> Required task 1
Write out the post from "That’s all I" to "start missing everybody.".
> Required task 2
Say whether each statement agrees with the post, answering yes or no and quoting the words of the post that decide it: (a) The carrousel was playing "Oh, Marie!" (b) D.B. doesn't ask the narrator questions. (c) The narrator sat on a bench while she got on the carrousel.
> Required task 3
List every person the post mentions by name.

── Page ──

Monday 22 October 2007

Chapter 26 Final words

That’s all I am going to tell about. I could probably tell you what I did after I went home, and how I got sick and all, and what school I’m supposed to go to next fall, after I got out of here, but I don’t feel like it. I really don’t. hat stuff doesn’t interest me too much right now. D.B. isn’t as bad as the rest of them, but he keeps asking me a lot of questions, too. I don’t know what the hell to say if you want to know the truth. I don’t know what I think about it. I’m sorry I told so many people about it. About all I know is, I sort of miss everyone I told about it. I think I even miss that goddam Maurice. Its funny. don’t ever tell anyone. If you do, you start missing everybody.

Carrousel

We were on the way to the carrousel. We kept getting closer and closer to the carrousel and you could start to hear that nutty music it always plays. It was playing ’Oh, Marie!’ it played that same song about fifty years ago when I was a little kid. that’s the one thing about carrousels, they always play the same songs. When she was a tiny little kid, and Allie and D.B. and I used to go the park with her, she was mad about the carrousel. You couldn’t get her off the goddam thing. There were a few kids riding on it, mostly very little kids. I went up and bought her a ticket. She was looking at me sort of funny. You could tell she wasn’t too sore at me anymore. I went and sat down on the bench, and she went and got on the carrousel. She walked around it. I mean she walked once all the way around it. I watch her go around and around. All of a sudden she gave me a kiss. She reached in my coat pocket and took out my red hunting hat put it on my head. She go back on the horse. She waved to me and I waved back. Boy, I began to rain like a bastard. I got pretty soaked. I felt so damn happy all of a sudden, the way old Phoebe kept going around and around. I don’t know why. It was just that she looked so damn nice. I wish you could have been there.

Coming out of school

I finally saw her. I saw her through the glass part of the door. The reason I saw her, she had on my crazy hunting hat on- you could see that hat about ten miles away. When I got closer , I saw it was my old suitcase, the one thing I used to use when I was at Whooton. I couldn’t figure out what the hell she was doing with it. She was out of breath from that crazy suitcase. She told me she had clothes in it and that she was coming with me. I almost fell over when she said that. I got sort of dizzy and I thought I was going to pass out again. I told her to shut up. I didn’t mean to tell her to shut up, but I thought I was going to pass out again. I took her bag off her. I was almost set to hit her. I thought I was going to smack her for a second. I really did.

───
── Provided records ──

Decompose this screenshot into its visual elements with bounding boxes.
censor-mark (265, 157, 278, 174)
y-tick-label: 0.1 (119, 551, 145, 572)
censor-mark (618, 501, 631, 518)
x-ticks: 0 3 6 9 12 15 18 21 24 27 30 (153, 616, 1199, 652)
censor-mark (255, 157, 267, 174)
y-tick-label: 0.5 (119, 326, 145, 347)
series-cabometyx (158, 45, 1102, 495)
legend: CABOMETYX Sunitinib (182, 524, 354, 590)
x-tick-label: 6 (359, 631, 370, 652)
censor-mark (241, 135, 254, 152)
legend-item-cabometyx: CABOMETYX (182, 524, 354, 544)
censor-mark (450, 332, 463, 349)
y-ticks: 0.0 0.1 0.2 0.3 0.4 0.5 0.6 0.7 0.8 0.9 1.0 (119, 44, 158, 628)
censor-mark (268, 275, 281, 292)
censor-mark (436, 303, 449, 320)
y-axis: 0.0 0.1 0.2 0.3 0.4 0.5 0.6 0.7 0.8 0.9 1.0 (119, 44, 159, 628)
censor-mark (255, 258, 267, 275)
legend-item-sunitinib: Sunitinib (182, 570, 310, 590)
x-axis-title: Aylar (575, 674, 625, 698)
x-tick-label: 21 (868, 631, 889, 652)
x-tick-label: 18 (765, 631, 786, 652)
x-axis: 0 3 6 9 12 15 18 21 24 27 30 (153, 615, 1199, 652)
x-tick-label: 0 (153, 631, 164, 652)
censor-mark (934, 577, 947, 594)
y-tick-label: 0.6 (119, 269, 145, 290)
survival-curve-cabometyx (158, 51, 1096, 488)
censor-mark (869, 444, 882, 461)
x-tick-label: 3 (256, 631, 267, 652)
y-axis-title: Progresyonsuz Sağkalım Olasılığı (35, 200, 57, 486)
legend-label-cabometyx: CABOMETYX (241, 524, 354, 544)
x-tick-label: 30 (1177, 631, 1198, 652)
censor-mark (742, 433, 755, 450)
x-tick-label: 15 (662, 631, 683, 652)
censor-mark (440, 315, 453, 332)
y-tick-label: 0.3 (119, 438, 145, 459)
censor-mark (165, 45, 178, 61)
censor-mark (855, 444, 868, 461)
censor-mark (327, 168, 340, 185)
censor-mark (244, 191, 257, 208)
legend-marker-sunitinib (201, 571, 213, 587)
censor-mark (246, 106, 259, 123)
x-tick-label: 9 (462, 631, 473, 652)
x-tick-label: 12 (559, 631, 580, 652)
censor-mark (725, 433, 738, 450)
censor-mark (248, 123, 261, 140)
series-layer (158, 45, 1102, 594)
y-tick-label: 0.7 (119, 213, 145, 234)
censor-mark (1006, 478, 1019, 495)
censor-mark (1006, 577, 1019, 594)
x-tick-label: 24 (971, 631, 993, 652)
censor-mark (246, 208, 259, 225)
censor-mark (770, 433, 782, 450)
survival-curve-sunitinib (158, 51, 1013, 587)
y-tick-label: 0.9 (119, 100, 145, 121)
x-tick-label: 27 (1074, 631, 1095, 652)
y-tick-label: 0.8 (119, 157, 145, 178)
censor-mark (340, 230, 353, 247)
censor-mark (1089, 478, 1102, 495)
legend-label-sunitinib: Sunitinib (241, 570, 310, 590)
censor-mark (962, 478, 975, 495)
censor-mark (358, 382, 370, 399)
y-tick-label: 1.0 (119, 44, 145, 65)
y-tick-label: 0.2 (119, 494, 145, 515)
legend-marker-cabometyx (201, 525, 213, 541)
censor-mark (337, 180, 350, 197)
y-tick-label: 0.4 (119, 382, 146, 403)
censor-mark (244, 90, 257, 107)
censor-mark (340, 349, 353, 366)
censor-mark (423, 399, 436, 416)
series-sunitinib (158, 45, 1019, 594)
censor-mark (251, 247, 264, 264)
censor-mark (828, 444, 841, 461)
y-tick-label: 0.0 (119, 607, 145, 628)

───

> Exercise result 1
That’s all I am going to tell about. I could probably tell you what I did after I went home, and how I got sick and all, and what school I’m supposed to go to next fall, after I got out of here, but I don’t feel like it. I really don’t. hat stuff doesn’t interest me too much right now. D.B. isn’t as bad as the rest of them, but he keeps asking me a lot of questions, too. I don’t know what the hell to say if you want to know the truth. I don’t know what I think about it. I’m sorry I told so many people about it. About all I know is, I sort of miss everyone I told about it. I think I even miss that goddam Maurice. Its funny. don’t ever tell anyone. If you do, you start missing everybody.

> Exercise result 2
(a) Yes: "It was playing ’Oh, Marie!’"
(b) No: "he keeps asking me a lot of questions, too."
(c) Yes: "I went and sat down on the bench, and she went and got on the carrousel."

> Exercise result 3
D.B., Maurice, Allie, Phoebe